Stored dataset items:
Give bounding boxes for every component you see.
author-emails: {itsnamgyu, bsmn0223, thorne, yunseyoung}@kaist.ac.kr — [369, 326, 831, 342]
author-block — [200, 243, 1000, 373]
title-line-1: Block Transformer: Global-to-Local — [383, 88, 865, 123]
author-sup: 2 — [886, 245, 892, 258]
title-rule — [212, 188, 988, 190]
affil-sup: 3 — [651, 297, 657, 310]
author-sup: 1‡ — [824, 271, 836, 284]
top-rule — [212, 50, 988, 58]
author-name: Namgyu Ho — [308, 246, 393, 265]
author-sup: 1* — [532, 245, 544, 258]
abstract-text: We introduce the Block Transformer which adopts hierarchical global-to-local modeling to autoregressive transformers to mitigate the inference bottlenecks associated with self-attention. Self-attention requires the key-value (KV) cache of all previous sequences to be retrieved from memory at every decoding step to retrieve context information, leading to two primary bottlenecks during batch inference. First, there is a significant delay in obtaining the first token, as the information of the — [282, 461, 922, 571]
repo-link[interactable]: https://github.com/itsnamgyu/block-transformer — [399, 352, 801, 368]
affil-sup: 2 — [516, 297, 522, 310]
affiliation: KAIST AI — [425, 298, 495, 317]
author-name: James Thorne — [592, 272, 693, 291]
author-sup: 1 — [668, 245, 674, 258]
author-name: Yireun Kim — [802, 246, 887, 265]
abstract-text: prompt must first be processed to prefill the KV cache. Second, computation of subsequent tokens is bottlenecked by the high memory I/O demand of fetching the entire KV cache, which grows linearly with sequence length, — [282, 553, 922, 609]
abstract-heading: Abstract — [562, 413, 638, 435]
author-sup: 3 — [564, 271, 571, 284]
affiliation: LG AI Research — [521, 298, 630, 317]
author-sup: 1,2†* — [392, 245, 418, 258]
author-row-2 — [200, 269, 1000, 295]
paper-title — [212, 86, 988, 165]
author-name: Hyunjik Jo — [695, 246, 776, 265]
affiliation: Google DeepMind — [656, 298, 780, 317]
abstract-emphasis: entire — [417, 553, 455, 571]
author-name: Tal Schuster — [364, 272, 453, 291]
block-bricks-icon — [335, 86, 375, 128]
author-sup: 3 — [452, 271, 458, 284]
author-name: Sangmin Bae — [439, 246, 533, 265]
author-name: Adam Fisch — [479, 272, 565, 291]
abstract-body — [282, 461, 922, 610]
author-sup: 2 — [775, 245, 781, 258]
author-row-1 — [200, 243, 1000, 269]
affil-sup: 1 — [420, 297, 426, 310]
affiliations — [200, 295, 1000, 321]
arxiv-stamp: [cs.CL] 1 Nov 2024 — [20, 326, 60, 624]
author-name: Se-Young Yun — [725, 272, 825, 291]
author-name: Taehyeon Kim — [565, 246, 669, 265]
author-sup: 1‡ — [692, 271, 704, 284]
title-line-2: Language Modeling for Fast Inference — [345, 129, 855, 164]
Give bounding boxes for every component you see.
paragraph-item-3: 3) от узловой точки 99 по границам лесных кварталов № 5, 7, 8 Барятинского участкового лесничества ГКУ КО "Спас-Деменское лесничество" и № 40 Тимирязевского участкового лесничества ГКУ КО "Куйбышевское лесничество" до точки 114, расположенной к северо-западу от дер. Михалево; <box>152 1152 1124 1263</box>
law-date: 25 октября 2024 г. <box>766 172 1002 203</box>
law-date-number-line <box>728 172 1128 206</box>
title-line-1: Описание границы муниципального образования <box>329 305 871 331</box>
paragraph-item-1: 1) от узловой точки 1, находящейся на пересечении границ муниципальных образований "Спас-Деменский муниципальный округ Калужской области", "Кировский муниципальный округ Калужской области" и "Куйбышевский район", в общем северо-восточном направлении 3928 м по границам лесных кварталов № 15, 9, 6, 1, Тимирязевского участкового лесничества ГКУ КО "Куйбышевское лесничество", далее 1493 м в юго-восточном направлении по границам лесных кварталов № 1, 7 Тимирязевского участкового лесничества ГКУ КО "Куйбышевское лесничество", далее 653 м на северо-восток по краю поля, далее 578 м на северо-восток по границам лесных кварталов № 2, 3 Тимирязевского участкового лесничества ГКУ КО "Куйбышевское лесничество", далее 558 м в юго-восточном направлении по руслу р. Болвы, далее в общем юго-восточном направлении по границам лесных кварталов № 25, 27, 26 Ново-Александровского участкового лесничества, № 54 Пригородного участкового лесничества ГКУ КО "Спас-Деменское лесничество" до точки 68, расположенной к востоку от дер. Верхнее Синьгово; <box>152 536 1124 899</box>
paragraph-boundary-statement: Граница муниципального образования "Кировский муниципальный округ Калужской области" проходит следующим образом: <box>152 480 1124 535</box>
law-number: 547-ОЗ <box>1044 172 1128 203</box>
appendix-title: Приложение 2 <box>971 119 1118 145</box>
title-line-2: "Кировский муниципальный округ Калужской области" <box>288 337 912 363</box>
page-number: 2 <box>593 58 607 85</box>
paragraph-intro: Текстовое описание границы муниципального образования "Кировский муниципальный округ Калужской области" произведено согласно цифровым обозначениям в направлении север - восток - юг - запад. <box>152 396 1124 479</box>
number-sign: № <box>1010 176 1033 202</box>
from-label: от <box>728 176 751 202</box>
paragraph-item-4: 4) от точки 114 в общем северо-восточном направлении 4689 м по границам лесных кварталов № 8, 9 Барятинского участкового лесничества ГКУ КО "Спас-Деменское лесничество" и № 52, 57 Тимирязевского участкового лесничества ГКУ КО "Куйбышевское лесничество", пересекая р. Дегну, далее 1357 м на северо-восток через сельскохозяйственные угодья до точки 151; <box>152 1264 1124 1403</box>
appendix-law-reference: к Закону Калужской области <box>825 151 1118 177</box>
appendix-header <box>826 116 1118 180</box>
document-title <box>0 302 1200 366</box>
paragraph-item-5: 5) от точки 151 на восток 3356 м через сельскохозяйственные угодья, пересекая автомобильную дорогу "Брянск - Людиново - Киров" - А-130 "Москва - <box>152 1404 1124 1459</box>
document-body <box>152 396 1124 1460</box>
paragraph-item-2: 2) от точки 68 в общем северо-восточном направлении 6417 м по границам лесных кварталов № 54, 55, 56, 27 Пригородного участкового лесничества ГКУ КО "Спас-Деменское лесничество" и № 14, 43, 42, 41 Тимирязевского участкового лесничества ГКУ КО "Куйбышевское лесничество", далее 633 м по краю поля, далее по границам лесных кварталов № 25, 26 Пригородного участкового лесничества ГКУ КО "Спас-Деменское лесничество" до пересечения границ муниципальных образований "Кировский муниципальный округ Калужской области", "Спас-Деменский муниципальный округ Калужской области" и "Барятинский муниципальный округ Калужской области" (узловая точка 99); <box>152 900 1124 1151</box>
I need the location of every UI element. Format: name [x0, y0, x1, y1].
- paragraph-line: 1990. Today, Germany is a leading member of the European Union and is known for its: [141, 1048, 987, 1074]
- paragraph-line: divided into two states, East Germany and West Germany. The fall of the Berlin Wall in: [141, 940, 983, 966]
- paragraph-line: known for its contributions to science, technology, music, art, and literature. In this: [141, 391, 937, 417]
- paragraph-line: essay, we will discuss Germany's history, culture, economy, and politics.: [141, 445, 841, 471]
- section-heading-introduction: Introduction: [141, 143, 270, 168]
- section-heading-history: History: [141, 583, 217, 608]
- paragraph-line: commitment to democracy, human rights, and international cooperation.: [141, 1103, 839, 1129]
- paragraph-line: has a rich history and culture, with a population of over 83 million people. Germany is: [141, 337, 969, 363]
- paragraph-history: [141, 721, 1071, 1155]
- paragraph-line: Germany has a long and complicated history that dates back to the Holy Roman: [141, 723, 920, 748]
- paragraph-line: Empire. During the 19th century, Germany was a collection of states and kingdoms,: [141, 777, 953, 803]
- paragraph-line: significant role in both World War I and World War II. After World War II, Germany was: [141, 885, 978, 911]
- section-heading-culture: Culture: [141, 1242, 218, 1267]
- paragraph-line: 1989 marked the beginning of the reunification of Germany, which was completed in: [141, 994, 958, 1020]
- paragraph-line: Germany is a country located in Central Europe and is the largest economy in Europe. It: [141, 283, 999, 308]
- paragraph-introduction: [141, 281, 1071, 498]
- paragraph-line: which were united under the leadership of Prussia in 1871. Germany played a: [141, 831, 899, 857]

Work required |
Rewrite everything from the start of the data down to the line containing "author-sup: 2 — [775, 245, 781, 258]", substituting "creator-name" for "author-name" and leaving all else unchanged.

Exercise solution |
Give bounding boxes for every component you see.
author-emails: {itsnamgyu, bsmn0223, thorne, yunseyoung}@kaist.ac.kr — [369, 326, 831, 342]
author-block — [200, 243, 1000, 373]
title-line-1: Block Transformer: Global-to-Local — [383, 88, 865, 123]
author-sup: 2 — [886, 245, 892, 258]
title-rule — [212, 188, 988, 190]
affil-sup: 3 — [651, 297, 657, 310]
author-sup: 1‡ — [824, 271, 836, 284]
top-rule — [212, 50, 988, 58]
creator-name: Namgyu Ho — [308, 246, 393, 265]
author-sup: 1* — [532, 245, 544, 258]
abstract-text: We introduce the Block Transformer which adopts hierarchical global-to-local modeling to autoregressive transformers to mitigate the inference bottlenecks associated with self-attention. Self-attention requires the key-value (KV) cache of all previous sequences to be retrieved from memory at every decoding step to retrieve context information, leading to two primary bottlenecks during batch inference. First, there is a significant delay in obtaining the first token, as the information of the — [282, 461, 922, 571]
repo-link[interactable]: https://github.com/itsnamgyu/block-transformer — [399, 352, 801, 368]
affil-sup: 2 — [516, 297, 522, 310]
affiliation: KAIST AI — [425, 298, 495, 317]
creator-name: James Thorne — [592, 272, 693, 291]
author-sup: 1 — [668, 245, 674, 258]
creator-name: Yireun Kim — [802, 246, 887, 265]
abstract-text: prompt must first be processed to prefill the KV cache. Second, computation of subsequent tokens is bottlenecked by the high memory I/O demand of fetching the entire KV cache, which grows linearly with sequence length, — [282, 553, 922, 609]
abstract-heading: Abstract — [562, 413, 638, 435]
author-sup: 3 — [564, 271, 571, 284]
affiliation: LG AI Research — [521, 298, 630, 317]
author-sup: 1,2†* — [392, 245, 418, 258]
author-row-2 — [200, 269, 1000, 295]
paper-title — [212, 86, 988, 165]
creator-name: Hyunjik Jo — [695, 246, 776, 265]
affiliation: Google DeepMind — [656, 298, 780, 317]
abstract-emphasis: entire — [417, 553, 455, 571]
creator-name: Tal Schuster — [364, 272, 453, 291]
block-bricks-icon — [335, 86, 375, 128]
author-sup: 3 — [452, 271, 458, 284]
creator-name: Sangmin Bae — [439, 246, 533, 265]
creator-name: Adam Fisch — [479, 272, 565, 291]
abstract-body — [282, 461, 922, 610]
author-sup: 2 — [775, 245, 781, 258]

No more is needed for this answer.